Please recast every line of the listing below as a Markdown table with the columns Num and Line, numbering each row and leaving out blank lines.

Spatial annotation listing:
——————

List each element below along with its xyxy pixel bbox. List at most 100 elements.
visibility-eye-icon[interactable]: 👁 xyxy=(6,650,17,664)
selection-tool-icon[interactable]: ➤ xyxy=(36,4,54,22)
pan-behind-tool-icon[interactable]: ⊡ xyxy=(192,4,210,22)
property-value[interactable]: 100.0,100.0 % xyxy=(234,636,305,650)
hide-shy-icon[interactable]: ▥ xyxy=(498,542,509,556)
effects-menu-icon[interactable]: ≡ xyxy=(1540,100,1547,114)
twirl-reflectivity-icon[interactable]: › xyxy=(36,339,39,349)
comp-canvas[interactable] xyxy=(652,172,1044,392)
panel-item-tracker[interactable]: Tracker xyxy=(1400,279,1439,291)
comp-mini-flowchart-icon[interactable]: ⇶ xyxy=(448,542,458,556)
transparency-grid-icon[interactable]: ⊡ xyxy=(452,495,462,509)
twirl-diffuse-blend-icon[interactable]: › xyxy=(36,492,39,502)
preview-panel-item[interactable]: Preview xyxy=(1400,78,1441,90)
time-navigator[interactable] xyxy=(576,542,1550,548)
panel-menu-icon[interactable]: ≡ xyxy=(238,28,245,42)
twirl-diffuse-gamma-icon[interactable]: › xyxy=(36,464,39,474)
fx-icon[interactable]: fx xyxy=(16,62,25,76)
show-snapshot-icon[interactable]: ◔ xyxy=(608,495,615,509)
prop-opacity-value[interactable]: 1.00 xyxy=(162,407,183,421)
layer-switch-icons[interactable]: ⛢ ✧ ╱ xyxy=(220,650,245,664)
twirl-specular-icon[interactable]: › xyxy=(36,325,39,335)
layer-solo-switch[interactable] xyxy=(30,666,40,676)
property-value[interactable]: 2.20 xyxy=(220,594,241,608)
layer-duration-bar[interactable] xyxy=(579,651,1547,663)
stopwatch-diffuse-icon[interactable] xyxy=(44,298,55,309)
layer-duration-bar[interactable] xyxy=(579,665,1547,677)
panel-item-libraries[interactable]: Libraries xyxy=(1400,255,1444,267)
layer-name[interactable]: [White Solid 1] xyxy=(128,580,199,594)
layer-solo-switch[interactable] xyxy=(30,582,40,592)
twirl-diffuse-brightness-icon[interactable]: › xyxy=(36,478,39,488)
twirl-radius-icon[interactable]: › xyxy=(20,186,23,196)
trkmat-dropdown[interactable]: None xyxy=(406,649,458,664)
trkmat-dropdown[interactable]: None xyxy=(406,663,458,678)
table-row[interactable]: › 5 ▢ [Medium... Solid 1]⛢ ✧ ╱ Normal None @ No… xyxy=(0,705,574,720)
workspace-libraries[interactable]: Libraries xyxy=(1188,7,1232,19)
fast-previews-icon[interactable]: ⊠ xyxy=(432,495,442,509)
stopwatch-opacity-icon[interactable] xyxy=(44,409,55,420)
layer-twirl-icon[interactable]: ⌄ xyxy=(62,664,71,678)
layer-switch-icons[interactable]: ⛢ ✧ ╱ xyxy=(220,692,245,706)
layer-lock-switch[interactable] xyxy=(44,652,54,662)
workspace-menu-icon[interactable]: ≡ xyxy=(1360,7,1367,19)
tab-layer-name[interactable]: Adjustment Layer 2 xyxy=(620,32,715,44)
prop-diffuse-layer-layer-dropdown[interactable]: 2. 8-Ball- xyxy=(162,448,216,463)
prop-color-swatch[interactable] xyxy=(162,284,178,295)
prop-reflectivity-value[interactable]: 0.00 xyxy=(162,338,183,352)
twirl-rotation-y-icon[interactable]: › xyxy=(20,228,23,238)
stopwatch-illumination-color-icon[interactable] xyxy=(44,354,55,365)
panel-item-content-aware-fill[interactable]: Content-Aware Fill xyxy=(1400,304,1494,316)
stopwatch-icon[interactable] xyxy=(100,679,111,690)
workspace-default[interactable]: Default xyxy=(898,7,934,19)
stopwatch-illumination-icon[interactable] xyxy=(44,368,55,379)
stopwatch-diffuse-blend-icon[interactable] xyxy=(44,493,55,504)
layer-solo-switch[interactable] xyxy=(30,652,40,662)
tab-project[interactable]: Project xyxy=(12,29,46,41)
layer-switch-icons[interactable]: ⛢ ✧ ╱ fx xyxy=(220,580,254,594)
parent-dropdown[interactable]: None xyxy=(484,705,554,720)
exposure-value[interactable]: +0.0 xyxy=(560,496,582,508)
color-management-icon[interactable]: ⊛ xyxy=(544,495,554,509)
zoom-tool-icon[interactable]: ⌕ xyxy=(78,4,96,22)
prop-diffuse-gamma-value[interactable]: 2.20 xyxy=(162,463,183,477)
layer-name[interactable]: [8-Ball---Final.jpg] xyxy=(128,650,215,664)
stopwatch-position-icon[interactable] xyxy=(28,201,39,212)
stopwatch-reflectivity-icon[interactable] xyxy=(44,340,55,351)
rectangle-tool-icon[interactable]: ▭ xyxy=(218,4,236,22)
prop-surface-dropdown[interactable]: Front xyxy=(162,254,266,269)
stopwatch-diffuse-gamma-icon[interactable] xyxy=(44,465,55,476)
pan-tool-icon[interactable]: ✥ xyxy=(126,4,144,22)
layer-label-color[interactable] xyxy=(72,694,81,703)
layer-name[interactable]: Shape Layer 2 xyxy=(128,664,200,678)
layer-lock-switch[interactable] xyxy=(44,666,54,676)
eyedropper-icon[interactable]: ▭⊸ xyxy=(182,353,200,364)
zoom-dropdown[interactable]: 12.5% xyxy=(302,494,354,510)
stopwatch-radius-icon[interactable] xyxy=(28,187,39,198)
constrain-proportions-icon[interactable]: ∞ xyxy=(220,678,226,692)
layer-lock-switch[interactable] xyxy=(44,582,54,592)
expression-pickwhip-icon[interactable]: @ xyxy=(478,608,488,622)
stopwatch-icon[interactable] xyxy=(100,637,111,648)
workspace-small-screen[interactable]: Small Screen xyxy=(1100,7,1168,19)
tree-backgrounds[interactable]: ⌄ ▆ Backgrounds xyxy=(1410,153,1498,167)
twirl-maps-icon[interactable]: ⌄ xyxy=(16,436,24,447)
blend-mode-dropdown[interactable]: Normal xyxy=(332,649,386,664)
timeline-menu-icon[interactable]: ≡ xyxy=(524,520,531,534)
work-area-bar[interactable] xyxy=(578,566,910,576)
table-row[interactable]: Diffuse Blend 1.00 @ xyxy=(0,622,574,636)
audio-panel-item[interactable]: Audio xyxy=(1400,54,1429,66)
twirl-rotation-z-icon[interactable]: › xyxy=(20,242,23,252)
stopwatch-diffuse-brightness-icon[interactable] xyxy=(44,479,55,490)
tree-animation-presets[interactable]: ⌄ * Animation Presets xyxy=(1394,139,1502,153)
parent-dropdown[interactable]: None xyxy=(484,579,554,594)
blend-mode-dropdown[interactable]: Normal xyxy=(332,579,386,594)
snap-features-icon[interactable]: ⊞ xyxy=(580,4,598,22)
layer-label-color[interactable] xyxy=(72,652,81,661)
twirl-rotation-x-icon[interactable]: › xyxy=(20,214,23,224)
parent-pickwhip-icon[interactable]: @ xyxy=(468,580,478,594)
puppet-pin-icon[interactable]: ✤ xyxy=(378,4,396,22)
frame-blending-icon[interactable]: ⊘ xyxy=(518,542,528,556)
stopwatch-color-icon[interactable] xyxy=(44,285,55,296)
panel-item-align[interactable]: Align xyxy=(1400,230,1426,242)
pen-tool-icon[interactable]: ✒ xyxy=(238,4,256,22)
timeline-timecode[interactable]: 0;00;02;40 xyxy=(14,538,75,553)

——————

## Complete answer
| Num | Line |
|---|---|
| 1 | List each element below along with its xyxy pixel bbox. List at most 100 elements. |
| 2 | visibility-eye-icon[interactable]: 👁 xyxy=(6,650,17,664) |
| 3 | selection-tool-icon[interactable]: ➤ xyxy=(36,4,54,22) |
| 4 | pan-behind-tool-icon[interactable]: ⊡ xyxy=(192,4,210,22) |
| 5 | property-value[interactable]: 100.0,100.0 % xyxy=(234,636,305,650) |
| 6 | hide-shy-icon[interactable]: ▥ xyxy=(498,542,509,556) |
| 7 | effects-menu-icon[interactable]: ≡ xyxy=(1540,100,1547,114) |
| 8 | twirl-reflectivity-icon[interactable]: › xyxy=(36,339,39,349) |
| 9 | comp-canvas[interactable] xyxy=(652,172,1044,392) |
| 10 | panel-item-tracker[interactable]: Tracker xyxy=(1400,279,1439,291) |
| 11 | comp-mini-flowchart-icon[interactable]: ⇶ xyxy=(448,542,458,556) |
| 12 | transparency-grid-icon[interactable]: ⊡ xyxy=(452,495,462,509) |
| 13 | twirl-diffuse-blend-icon[interactable]: › xyxy=(36,492,39,502) |
| 14 | preview-panel-item[interactable]: Preview xyxy=(1400,78,1441,90) |
| 15 | time-navigator[interactable] xyxy=(576,542,1550,548) |
| 16 | panel-menu-icon[interactable]: ≡ xyxy=(238,28,245,42) |
| 17 | twirl-diffuse-gamma-icon[interactable]: › xyxy=(36,464,39,474) |
| 18 | fx-icon[interactable]: fx xyxy=(16,62,25,76) |
| 19 | show-snapshot-icon[interactable]: ◔ xyxy=(608,495,615,509) |
| 20 | prop-opacity-value[interactable]: 1.00 xyxy=(162,407,183,421) |
| 21 | layer-switch-icons[interactable]: ⛢ ✧ ╱ xyxy=(220,650,245,664) |
| 22 | twirl-specular-icon[interactable]: › xyxy=(36,325,39,335) |
| 23 | layer-solo-switch[interactable] xyxy=(30,666,40,676) |
| 24 | property-value[interactable]: 2.20 xyxy=(220,594,241,608) |
| 25 | layer-duration-bar[interactable] xyxy=(579,651,1547,663) |
| 26 | stopwatch-diffuse-icon[interactable] xyxy=(44,298,55,309) |
| 27 | layer-duration-bar[interactable] xyxy=(579,665,1547,677) |
| 28 | panel-item-libraries[interactable]: Libraries xyxy=(1400,255,1444,267) |
| 29 | layer-name[interactable]: [White Solid 1] xyxy=(128,580,199,594) |
| 30 | layer-solo-switch[interactable] xyxy=(30,582,40,592) |
| 31 | twirl-diffuse-brightness-icon[interactable]: › xyxy=(36,478,39,488) |
| 32 | twirl-radius-icon[interactable]: › xyxy=(20,186,23,196) |
| 33 | trkmat-dropdown[interactable]: None xyxy=(406,649,458,664) |
| 34 | trkmat-dropdown[interactable]: None xyxy=(406,663,458,678) |
| 35 | table-row[interactable]: › 5 ▢ [Medium... Solid 1]⛢ ✧ ╱ Normal None @ No… xyxy=(0,705,574,720) |
| 36 | workspace-libraries[interactable]: Libraries xyxy=(1188,7,1232,19) |
| 37 | fast-previews-icon[interactable]: ⊠ xyxy=(432,495,442,509) |
| 38 | stopwatch-opacity-icon[interactable] xyxy=(44,409,55,420) |
| 39 | layer-twirl-icon[interactable]: ⌄ xyxy=(62,664,71,678) |
| 40 | layer-switch-icons[interactable]: ⛢ ✧ ╱ xyxy=(220,692,245,706) |
| 41 | layer-lock-switch[interactable] xyxy=(44,652,54,662) |
| 42 | workspace-menu-icon[interactable]: ≡ xyxy=(1360,7,1367,19) |
| 43 | tab-layer-name[interactable]: Adjustment Layer 2 xyxy=(620,32,715,44) |
| 44 | prop-diffuse-layer-layer-dropdown[interactable]: 2. 8-Ball- xyxy=(162,448,216,463) |
| 45 | prop-color-swatch[interactable] xyxy=(162,284,178,295) |
| 46 | prop-reflectivity-value[interactable]: 0.00 xyxy=(162,338,183,352) |
| 47 | twirl-rotation-y-icon[interactable]: › xyxy=(20,228,23,238) |
| 48 | stopwatch-illumination-color-icon[interactable] xyxy=(44,354,55,365) |
| 49 | panel-item-content-aware-fill[interactable]: Content-Aware Fill xyxy=(1400,304,1494,316) |
| 50 | stopwatch-icon[interactable] xyxy=(100,679,111,690) |
| 51 | workspace-default[interactable]: Default xyxy=(898,7,934,19) |
| 52 | stopwatch-illumination-icon[interactable] xyxy=(44,368,55,379) |
| 53 | stopwatch-diffuse-blend-icon[interactable] xyxy=(44,493,55,504) |
| 54 | layer-solo-switch[interactable] xyxy=(30,652,40,662) |
| 55 | tab-project[interactable]: Project xyxy=(12,29,46,41) |
| 56 | layer-switch-icons[interactable]: ⛢ ✧ ╱ fx xyxy=(220,580,254,594) |
| 57 | parent-dropdown[interactable]: None xyxy=(484,705,554,720) |
| 58 | exposure-value[interactable]: +0.0 xyxy=(560,496,582,508) |
| 59 | color-management-icon[interactable]: ⊛ xyxy=(544,495,554,509) |
| 60 | zoom-tool-icon[interactable]: ⌕ xyxy=(78,4,96,22) |
| 61 | prop-diffuse-gamma-value[interactable]: 2.20 xyxy=(162,463,183,477) |
| 62 | layer-name[interactable]: [8-Ball---Final.jpg] xyxy=(128,650,215,664) |
| 63 | stopwatch-position-icon[interactable] xyxy=(28,201,39,212) |
| 64 | stopwatch-reflectivity-icon[interactable] xyxy=(44,340,55,351) |
| 65 | rectangle-tool-icon[interactable]: ▭ xyxy=(218,4,236,22) |
| 66 | prop-surface-dropdown[interactable]: Front xyxy=(162,254,266,269) |
| 67 | stopwatch-diffuse-gamma-icon[interactable] xyxy=(44,465,55,476) |
| 68 | pan-tool-icon[interactable]: ✥ xyxy=(126,4,144,22) |
| 69 | layer-label-color[interactable] xyxy=(72,694,81,703) |
| 70 | layer-name[interactable]: Shape Layer 2 xyxy=(128,664,200,678) |
| 71 | layer-lock-switch[interactable] xyxy=(44,666,54,676) |
| 72 | eyedropper-icon[interactable]: ▭⊸ xyxy=(182,353,200,364) |
| 73 | zoom-dropdown[interactable]: 12.5% xyxy=(302,494,354,510) |
| 74 | stopwatch-radius-icon[interactable] xyxy=(28,187,39,198) |
| 75 | constrain-proportions-icon[interactable]: ∞ xyxy=(220,678,226,692) |
| 76 | layer-lock-switch[interactable] xyxy=(44,582,54,592) |
| 77 | expression-pickwhip-icon[interactable]: @ xyxy=(478,608,488,622) |
| 78 | stopwatch-icon[interactable] xyxy=(100,637,111,648) |
| 79 | workspace-small-screen[interactable]: Small Screen xyxy=(1100,7,1168,19) |
| 80 | tree-backgrounds[interactable]: ⌄ ▆ Backgrounds xyxy=(1410,153,1498,167) |
| 81 | twirl-maps-icon[interactable]: ⌄ xyxy=(16,436,24,447) |
| 82 | blend-mode-dropdown[interactable]: Normal xyxy=(332,649,386,664) |
| 83 | timeline-menu-icon[interactable]: ≡ xyxy=(524,520,531,534) |
| 84 | work-area-bar[interactable] xyxy=(578,566,910,576) |
| 85 | table-row[interactable]: Diffuse Blend 1.00 @ xyxy=(0,622,574,636) |
| 86 | audio-panel-item[interactable]: Audio xyxy=(1400,54,1429,66) |
| 87 | twirl-rotation-z-icon[interactable]: › xyxy=(20,242,23,252) |
| 88 | stopwatch-diffuse-brightness-icon[interactable] xyxy=(44,479,55,490) |
| 89 | tree-animation-presets[interactable]: ⌄ * Animation Presets xyxy=(1394,139,1502,153) |
| 90 | parent-dropdown[interactable]: None xyxy=(484,579,554,594) |
| 91 | blend-mode-dropdown[interactable]: Normal xyxy=(332,579,386,594) |
| 92 | snap-features-icon[interactable]: ⊞ xyxy=(580,4,598,22) |
| 93 | layer-label-color[interactable] xyxy=(72,652,81,661) |
| 94 | twirl-rotation-x-icon[interactable]: › xyxy=(20,214,23,224) |
| 95 | parent-pickwhip-icon[interactable]: @ xyxy=(468,580,478,594) |
| 96 | puppet-pin-icon[interactable]: ✤ xyxy=(378,4,396,22) |
| 97 | frame-blending-icon[interactable]: ⊘ xyxy=(518,542,528,556) |
| 98 | stopwatch-color-icon[interactable] xyxy=(44,285,55,296) |
| 99 | panel-item-align[interactable]: Align xyxy=(1400,230,1426,242) |
| 100 | pen-tool-icon[interactable]: ✒ xyxy=(238,4,256,22) |
| 101 | timeline-timecode[interactable]: 0;00;02;40 xyxy=(14,538,75,553) |